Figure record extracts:
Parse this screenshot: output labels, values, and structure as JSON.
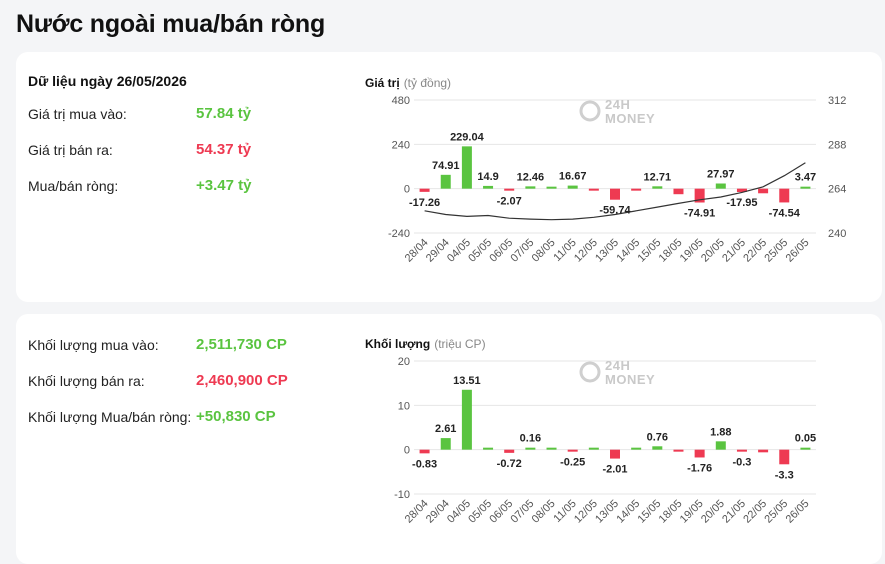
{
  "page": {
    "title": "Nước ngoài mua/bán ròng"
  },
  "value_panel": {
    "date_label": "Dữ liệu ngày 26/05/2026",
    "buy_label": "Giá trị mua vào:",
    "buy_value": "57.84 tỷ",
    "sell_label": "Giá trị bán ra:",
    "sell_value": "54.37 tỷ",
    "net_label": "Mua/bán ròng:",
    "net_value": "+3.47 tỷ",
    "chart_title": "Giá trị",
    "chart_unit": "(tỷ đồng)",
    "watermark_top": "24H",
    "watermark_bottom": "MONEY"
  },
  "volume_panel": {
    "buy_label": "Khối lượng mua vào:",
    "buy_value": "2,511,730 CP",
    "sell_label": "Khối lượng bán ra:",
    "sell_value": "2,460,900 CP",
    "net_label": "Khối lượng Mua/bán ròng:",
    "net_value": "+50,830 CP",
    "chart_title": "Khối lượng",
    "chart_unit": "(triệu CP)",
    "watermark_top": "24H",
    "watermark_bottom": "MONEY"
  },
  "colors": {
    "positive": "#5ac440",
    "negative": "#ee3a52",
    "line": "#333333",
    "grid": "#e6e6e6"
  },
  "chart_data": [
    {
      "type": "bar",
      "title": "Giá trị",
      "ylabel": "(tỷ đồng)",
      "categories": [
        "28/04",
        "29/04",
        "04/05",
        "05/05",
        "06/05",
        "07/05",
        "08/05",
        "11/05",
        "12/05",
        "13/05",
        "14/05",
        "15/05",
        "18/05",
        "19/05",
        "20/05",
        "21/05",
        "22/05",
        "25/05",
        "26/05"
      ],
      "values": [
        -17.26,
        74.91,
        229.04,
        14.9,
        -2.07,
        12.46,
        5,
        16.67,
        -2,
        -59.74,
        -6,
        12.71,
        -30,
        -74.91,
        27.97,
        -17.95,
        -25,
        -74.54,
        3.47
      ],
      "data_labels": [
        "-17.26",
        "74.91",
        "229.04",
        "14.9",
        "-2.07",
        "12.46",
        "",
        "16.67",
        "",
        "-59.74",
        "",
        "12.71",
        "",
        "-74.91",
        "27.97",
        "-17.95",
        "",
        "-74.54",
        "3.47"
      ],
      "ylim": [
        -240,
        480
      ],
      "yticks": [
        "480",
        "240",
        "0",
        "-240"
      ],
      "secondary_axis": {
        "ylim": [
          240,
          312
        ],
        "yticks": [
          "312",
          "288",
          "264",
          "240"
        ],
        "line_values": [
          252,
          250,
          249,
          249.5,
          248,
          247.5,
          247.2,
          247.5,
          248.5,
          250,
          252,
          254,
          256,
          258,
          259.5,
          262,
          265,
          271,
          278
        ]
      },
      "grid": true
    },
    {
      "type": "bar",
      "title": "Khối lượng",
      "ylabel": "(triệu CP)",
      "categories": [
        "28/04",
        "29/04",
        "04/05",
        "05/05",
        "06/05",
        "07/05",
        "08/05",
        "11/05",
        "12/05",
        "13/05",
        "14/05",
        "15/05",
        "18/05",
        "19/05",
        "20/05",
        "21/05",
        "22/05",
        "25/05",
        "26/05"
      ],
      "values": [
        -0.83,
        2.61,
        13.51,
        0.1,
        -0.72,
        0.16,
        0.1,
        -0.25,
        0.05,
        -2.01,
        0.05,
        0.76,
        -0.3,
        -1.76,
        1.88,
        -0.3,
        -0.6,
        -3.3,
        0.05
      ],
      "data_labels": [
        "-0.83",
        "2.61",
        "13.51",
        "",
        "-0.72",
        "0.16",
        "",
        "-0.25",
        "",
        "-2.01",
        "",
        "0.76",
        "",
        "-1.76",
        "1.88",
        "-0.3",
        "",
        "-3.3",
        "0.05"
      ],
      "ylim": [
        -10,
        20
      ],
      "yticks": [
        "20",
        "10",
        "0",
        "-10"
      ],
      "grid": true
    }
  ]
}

The problem:
Copy the data character for character, but drop all pictures from the copy.

Exercise result:
Parse this screenshot: output labels, values, and structure as JSON.
{
  "page": {
    "title": "Nước ngoài mua/bán ròng"
  },
  "value_panel": {
    "date_label": "Dữ liệu ngày 26/05/2026",
    "buy_label": "Giá trị mua vào:",
    "buy_value": "57.84 tỷ",
    "sell_label": "Giá trị bán ra:",
    "sell_value": "54.37 tỷ",
    "net_label": "Mua/bán ròng:",
    "net_value": "+3.47 tỷ",
    "chart_title": "Giá trị",
    "chart_unit": "(tỷ đồng)",
    "watermark_top": "24H",
    "watermark_bottom": "MONEY"
  },
  "volume_panel": {
    "buy_label": "Khối lượng mua vào:",
    "buy_value": "2,511,730 CP",
    "sell_label": "Khối lượng bán ra:",
    "sell_value": "2,460,900 CP",
    "net_label": "Khối lượng Mua/bán ròng:",
    "net_value": "+50,830 CP",
    "chart_title": "Khối lượng",
    "chart_unit": "(triệu CP)",
    "watermark_top": "24H",
    "watermark_bottom": "MONEY"
  },
  "colors": {
    "positive": "#5ac440",
    "negative": "#ee3a52",
    "line": "#333333",
    "grid": "#e6e6e6"
  },
  "chart_data": [
    {
      "type": "bar",
      "title": "Giá trị",
      "ylabel": "(tỷ đồng)",
      "categories": [
        "28/04",
        "29/04",
        "04/05",
        "05/05",
        "06/05",
        "07/05",
        "08/05",
        "11/05",
        "12/05",
        "13/05",
        "14/05",
        "15/05",
        "18/05",
        "19/05",
        "20/05",
        "21/05",
        "22/05",
        "25/05",
        "26/05"
      ],
      "values": [
        -17.26,
        74.91,
        229.04,
        14.9,
        -2.07,
        12.46,
        5,
        16.67,
        -2,
        -59.74,
        -6,
        12.71,
        -30,
        -74.91,
        27.97,
        -17.95,
        -25,
        -74.54,
        3.47
      ],
      "data_labels": [
        "-17.26",
        "74.91",
        "229.04",
        "14.9",
        "-2.07",
        "12.46",
        "",
        "16.67",
        "",
        "-59.74",
        "",
        "12.71",
        "",
        "-74.91",
        "27.97",
        "-17.95",
        "",
        "-74.54",
        "3.47"
      ],
      "ylim": [
        -240,
        480
      ],
      "yticks": [
        "480",
        "240",
        "0",
        "-240"
      ],
      "secondary_axis": {
        "ylim": [
          240,
          312
        ],
        "yticks": [
          "312",
          "288",
          "264",
          "240"
        ],
        "line_values": [
          252,
          250,
          249,
          249.5,
          248,
          247.5,
          247.2,
          247.5,
          248.5,
          250,
          252,
          254,
          256,
          258,
          259.5,
          262,
          265,
          271,
          278
        ]
      },
      "grid": true
    },
    {
      "type": "bar",
      "title": "Khối lượng",
      "ylabel": "(triệu CP)",
      "categories": [
        "28/04",
        "29/04",
        "04/05",
        "05/05",
        "06/05",
        "07/05",
        "08/05",
        "11/05",
        "12/05",
        "13/05",
        "14/05",
        "15/05",
        "18/05",
        "19/05",
        "20/05",
        "21/05",
        "22/05",
        "25/05",
        "26/05"
      ],
      "values": [
        -0.83,
        2.61,
        13.51,
        0.1,
        -0.72,
        0.16,
        0.1,
        -0.25,
        0.05,
        -2.01,
        0.05,
        0.76,
        -0.3,
        -1.76,
        1.88,
        -0.3,
        -0.6,
        -3.3,
        0.05
      ],
      "data_labels": [
        "-0.83",
        "2.61",
        "13.51",
        "",
        "-0.72",
        "0.16",
        "",
        "-0.25",
        "",
        "-2.01",
        "",
        "0.76",
        "",
        "-1.76",
        "1.88",
        "-0.3",
        "",
        "-3.3",
        "0.05"
      ],
      "ylim": [
        -10,
        20
      ],
      "yticks": [
        "20",
        "10",
        "0",
        "-10"
      ],
      "grid": true
    }
  ]
}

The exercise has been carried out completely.